Dataset records

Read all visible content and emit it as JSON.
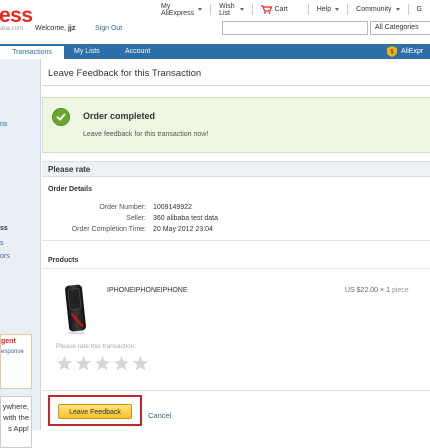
{
  "header": {
    "logo_text": "ess",
    "logo_sub": "aba.com",
    "welcome_prefix": "Welcome,",
    "username": "jjz",
    "sign_out": "Sign Out",
    "nav": {
      "my_aliexpress": "My AliExpress",
      "wish_list": "Wish List",
      "cart": "Cart",
      "help": "Help",
      "community": "Community",
      "extra": "G"
    },
    "search": {
      "value": "",
      "placeholder": ""
    },
    "category": "All Categories"
  },
  "tabs": {
    "transactions": "Transactions",
    "my_lists": "My Lists",
    "account": "Account",
    "aliexpress": "AliExpr"
  },
  "sidebar": {
    "item_ns": "ns",
    "item_ss": "ss",
    "item_s": "s",
    "item_ors": "ors",
    "agent": "gent",
    "response": "esponse",
    "app_line1": "ywhere,",
    "app_line2": "with the",
    "app_line3": "s App!"
  },
  "main": {
    "title": "Leave Feedback for this Transaction",
    "success": {
      "title": "Order completed",
      "subtitle": "Leave feedback for this transaction now!"
    },
    "rate_title": "Please rate",
    "order_details": {
      "label": "Order Details",
      "rows": [
        {
          "label": "Order Number:",
          "value": "1009149922"
        },
        {
          "label": "Seller:",
          "value": "360 alibaba test data"
        },
        {
          "label": "Order Completion Time:",
          "value": "20 May 2012 23:04"
        }
      ]
    },
    "products": {
      "label": "Products",
      "name": "IPHONEIPHONEIPHONE",
      "price": "US $22.00",
      "quantity": "× 1",
      "unit": "piece"
    },
    "rate_prompt": "Please rate this transaction:",
    "rating": 0,
    "rating_max": 5,
    "leave_feedback_button": "Leave Feedback",
    "cancel": "Cancel"
  },
  "colors": {
    "brand_red": "#e8281e",
    "nav_blue": "#2c6ea6",
    "success_green": "#6aa72d",
    "button_yellow": "#f6c22c",
    "highlight_red": "#c0282c"
  }
}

- TASK TO CARRY OUT
Drop the pictures and reproduce the rest of the entries above exactly.

- FULL RESPONSE
Read all visible content and emit it as JSON.
{
  "header": {
    "logo_text": "ess",
    "logo_sub": "aba.com",
    "welcome_prefix": "Welcome,",
    "username": "jjz",
    "sign_out": "Sign Out",
    "nav": {
      "my_aliexpress": "My AliExpress",
      "wish_list": "Wish List",
      "cart": "Cart",
      "help": "Help",
      "community": "Community",
      "extra": "G"
    },
    "search": {
      "value": "",
      "placeholder": ""
    },
    "category": "All Categories"
  },
  "tabs": {
    "transactions": "Transactions",
    "my_lists": "My Lists",
    "account": "Account",
    "aliexpress": "AliExpr"
  },
  "sidebar": {
    "item_ns": "ns",
    "item_ss": "ss",
    "item_s": "s",
    "item_ors": "ors",
    "agent": "gent",
    "response": "esponse",
    "app_line1": "ywhere,",
    "app_line2": "with the",
    "app_line3": "s App!"
  },
  "main": {
    "title": "Leave Feedback for this Transaction",
    "success": {
      "title": "Order completed",
      "subtitle": "Leave feedback for this transaction now!"
    },
    "rate_title": "Please rate",
    "order_details": {
      "label": "Order Details",
      "rows": [
        {
          "label": "Order Number:",
          "value": "1009149922"
        },
        {
          "label": "Seller:",
          "value": "360 alibaba test data"
        },
        {
          "label": "Order Completion Time:",
          "value": "20 May 2012 23:04"
        }
      ]
    },
    "products": {
      "label": "Products",
      "name": "IPHONEIPHONEIPHONE",
      "price": "US $22.00",
      "quantity": "× 1",
      "unit": "piece"
    },
    "rate_prompt": "Please rate this transaction:",
    "rating": 0,
    "rating_max": 5,
    "leave_feedback_button": "Leave Feedback",
    "cancel": "Cancel"
  },
  "colors": {
    "brand_red": "#e8281e",
    "nav_blue": "#2c6ea6",
    "success_green": "#6aa72d",
    "button_yellow": "#f6c22c",
    "highlight_red": "#c0282c"
  }
}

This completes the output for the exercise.